**Work to complete:**
In the records that follow, show each line where the word "this" is present.

%%

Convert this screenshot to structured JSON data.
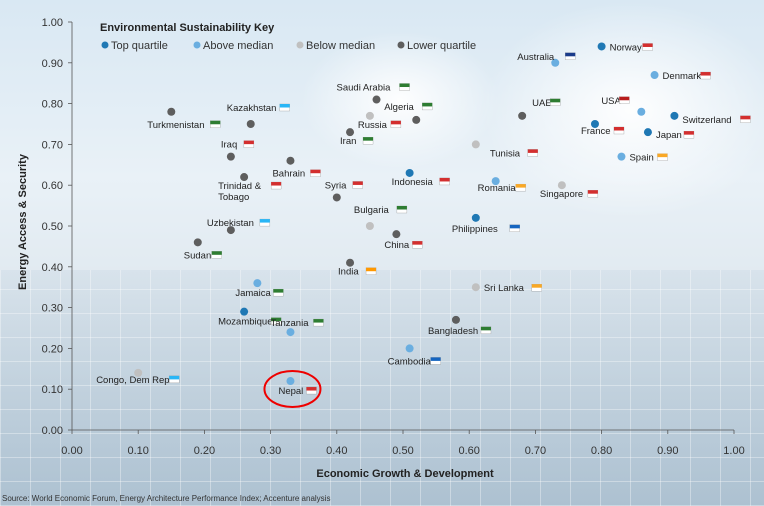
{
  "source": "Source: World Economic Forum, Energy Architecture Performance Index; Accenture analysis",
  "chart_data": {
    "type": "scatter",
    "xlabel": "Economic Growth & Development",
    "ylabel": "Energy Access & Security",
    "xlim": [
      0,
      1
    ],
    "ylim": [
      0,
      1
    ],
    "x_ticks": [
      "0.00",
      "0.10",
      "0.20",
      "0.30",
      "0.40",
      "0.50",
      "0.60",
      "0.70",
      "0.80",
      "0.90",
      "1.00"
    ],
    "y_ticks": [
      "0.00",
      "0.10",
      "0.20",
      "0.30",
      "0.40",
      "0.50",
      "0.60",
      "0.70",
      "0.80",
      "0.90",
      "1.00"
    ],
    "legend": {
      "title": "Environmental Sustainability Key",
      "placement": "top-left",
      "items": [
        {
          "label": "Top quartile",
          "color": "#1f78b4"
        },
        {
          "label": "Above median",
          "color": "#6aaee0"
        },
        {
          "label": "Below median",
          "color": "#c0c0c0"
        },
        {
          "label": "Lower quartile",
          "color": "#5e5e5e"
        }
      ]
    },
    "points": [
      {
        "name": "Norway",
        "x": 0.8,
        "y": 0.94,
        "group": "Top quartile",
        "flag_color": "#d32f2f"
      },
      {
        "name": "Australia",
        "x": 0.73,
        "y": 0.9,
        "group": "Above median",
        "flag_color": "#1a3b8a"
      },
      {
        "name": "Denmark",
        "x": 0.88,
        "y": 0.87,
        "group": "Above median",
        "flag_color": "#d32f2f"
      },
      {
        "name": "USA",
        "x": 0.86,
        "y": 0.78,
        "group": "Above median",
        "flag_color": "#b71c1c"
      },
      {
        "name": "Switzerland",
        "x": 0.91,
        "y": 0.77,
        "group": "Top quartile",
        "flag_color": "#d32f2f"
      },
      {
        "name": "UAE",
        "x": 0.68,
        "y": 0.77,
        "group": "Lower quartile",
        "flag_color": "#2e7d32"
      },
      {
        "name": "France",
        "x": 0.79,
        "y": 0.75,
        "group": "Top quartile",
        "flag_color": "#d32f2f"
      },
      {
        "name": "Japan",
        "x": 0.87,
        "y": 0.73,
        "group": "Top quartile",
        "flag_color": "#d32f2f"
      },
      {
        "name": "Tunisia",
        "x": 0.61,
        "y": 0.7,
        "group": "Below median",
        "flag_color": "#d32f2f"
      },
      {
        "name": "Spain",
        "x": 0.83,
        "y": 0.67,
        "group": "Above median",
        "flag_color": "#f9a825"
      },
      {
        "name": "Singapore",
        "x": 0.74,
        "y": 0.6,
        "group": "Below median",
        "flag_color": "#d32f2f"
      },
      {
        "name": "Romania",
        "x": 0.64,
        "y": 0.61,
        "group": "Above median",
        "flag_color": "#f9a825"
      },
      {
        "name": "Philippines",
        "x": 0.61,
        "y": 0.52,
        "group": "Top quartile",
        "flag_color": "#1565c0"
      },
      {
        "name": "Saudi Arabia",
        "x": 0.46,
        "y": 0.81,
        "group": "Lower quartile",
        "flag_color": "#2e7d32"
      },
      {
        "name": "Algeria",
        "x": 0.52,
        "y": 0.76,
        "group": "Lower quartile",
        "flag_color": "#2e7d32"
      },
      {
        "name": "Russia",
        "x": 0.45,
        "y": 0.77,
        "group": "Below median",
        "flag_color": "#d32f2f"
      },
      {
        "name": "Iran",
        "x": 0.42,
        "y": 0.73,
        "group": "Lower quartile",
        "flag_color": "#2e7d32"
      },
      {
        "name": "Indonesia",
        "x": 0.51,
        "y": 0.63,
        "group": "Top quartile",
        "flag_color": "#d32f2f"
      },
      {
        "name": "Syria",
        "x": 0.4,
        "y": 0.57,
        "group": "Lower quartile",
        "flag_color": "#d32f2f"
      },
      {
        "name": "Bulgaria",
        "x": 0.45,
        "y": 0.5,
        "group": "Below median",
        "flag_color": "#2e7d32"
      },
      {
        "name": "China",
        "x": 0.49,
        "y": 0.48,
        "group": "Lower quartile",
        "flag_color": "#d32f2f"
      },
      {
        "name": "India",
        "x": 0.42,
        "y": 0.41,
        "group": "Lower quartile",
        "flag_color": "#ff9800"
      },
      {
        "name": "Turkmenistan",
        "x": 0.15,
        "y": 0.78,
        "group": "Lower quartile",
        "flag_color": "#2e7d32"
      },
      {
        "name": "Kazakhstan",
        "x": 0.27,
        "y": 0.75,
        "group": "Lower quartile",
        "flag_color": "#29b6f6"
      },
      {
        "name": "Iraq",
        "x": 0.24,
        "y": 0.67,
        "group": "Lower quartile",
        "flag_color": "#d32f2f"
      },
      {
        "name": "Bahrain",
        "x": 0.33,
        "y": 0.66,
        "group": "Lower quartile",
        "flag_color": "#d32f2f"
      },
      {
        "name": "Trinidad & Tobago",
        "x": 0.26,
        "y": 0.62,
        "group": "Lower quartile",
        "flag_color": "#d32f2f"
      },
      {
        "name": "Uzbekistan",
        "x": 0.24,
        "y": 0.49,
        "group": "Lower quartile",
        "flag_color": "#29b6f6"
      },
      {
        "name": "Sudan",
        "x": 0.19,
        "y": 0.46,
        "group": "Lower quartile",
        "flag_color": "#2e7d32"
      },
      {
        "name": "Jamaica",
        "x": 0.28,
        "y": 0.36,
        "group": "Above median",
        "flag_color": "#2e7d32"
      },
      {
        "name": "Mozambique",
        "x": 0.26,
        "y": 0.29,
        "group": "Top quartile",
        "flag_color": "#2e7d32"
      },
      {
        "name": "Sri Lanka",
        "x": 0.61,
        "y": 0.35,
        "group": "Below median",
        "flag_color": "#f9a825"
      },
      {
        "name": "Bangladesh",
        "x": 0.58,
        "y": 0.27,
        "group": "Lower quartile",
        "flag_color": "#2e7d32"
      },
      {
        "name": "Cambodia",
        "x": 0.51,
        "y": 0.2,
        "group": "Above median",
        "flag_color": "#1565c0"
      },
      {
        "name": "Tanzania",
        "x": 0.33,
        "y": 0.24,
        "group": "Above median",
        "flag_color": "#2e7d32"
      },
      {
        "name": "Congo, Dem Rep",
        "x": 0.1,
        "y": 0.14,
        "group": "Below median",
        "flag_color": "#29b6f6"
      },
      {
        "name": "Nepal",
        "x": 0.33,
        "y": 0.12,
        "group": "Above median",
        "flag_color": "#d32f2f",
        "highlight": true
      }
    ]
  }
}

%%
%%

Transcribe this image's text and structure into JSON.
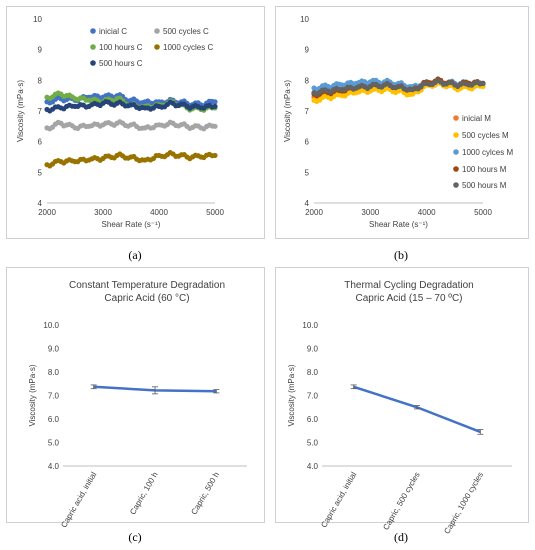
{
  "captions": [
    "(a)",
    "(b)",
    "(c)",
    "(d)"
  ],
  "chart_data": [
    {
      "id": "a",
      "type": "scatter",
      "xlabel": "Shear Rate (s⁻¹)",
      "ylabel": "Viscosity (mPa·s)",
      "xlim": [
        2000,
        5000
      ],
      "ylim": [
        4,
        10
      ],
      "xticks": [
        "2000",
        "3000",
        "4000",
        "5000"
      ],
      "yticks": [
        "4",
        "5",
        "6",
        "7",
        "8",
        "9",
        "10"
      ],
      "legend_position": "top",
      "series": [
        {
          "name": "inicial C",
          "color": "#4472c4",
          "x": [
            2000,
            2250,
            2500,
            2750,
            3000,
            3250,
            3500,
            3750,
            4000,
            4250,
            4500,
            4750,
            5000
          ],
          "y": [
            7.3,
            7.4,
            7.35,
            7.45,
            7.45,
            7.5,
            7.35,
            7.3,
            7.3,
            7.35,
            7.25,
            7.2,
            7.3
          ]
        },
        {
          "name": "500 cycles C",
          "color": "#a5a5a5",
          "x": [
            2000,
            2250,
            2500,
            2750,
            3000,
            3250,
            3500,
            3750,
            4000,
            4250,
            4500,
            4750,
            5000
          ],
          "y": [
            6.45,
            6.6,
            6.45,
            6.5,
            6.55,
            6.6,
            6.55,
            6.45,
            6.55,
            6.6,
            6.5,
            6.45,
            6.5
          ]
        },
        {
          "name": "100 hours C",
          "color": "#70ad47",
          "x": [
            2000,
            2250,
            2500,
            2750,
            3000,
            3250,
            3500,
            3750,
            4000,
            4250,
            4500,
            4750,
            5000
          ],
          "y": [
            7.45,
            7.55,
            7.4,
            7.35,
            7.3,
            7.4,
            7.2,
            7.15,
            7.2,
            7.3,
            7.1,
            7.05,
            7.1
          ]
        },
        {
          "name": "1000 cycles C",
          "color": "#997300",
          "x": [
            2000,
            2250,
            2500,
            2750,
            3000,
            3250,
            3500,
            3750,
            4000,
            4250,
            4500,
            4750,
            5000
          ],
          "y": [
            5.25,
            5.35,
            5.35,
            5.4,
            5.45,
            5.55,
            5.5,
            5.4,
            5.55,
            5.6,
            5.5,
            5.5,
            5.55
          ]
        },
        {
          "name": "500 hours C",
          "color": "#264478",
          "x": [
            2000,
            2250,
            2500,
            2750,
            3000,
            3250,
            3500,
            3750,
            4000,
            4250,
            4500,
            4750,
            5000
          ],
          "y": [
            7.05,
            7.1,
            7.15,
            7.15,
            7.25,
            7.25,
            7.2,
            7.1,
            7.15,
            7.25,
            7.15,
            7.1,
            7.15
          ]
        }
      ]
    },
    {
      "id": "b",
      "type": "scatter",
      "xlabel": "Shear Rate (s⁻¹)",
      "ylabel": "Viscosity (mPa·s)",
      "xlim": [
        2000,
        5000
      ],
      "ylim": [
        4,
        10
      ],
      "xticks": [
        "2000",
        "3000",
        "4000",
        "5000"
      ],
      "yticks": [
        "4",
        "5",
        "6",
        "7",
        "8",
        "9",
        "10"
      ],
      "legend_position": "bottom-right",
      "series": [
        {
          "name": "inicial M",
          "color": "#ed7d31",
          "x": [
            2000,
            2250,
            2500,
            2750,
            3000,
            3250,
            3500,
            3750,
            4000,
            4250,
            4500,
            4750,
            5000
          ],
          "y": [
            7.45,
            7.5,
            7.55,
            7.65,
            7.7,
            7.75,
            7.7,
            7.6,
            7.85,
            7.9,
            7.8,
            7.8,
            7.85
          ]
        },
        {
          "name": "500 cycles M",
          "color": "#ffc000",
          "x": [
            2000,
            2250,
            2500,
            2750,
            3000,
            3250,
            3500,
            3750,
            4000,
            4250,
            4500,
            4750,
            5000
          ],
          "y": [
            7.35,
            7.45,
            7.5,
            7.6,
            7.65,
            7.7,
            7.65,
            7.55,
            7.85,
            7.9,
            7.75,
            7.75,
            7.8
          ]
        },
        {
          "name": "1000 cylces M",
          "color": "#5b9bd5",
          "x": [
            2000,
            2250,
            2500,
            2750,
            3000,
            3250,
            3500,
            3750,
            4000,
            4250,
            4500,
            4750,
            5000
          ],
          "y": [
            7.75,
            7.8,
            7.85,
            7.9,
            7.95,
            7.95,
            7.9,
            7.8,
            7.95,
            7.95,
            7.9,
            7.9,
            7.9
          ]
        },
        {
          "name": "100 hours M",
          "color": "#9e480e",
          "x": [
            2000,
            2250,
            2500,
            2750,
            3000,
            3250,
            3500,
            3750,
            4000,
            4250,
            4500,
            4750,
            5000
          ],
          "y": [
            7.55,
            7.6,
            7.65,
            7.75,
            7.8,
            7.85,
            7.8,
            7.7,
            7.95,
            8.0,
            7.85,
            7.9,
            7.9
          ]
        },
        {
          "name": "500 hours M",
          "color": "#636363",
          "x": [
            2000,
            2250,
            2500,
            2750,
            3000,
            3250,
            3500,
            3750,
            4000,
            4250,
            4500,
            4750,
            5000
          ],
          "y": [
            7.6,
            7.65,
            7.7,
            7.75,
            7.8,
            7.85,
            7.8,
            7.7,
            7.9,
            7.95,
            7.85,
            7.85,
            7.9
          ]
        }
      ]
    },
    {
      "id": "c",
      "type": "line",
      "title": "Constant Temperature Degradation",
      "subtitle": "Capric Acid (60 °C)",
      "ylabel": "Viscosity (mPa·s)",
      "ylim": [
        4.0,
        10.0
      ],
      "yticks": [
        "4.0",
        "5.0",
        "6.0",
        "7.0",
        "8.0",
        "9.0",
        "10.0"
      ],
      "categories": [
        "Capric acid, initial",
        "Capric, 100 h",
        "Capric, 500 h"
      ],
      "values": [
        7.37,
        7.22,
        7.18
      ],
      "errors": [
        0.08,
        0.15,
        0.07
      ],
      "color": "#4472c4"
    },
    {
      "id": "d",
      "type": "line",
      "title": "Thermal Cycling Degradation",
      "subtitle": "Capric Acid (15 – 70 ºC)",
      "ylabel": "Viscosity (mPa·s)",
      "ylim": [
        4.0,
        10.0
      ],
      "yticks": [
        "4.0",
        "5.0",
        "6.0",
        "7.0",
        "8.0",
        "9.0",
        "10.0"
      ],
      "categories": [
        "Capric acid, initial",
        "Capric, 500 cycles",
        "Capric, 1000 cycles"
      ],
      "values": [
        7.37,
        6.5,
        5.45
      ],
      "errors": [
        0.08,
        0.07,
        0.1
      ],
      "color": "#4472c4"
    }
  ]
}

%%

**Expected answer:**
Convert this screenshot to structured JSON data.
Transcribe this image's text and structure into JSON.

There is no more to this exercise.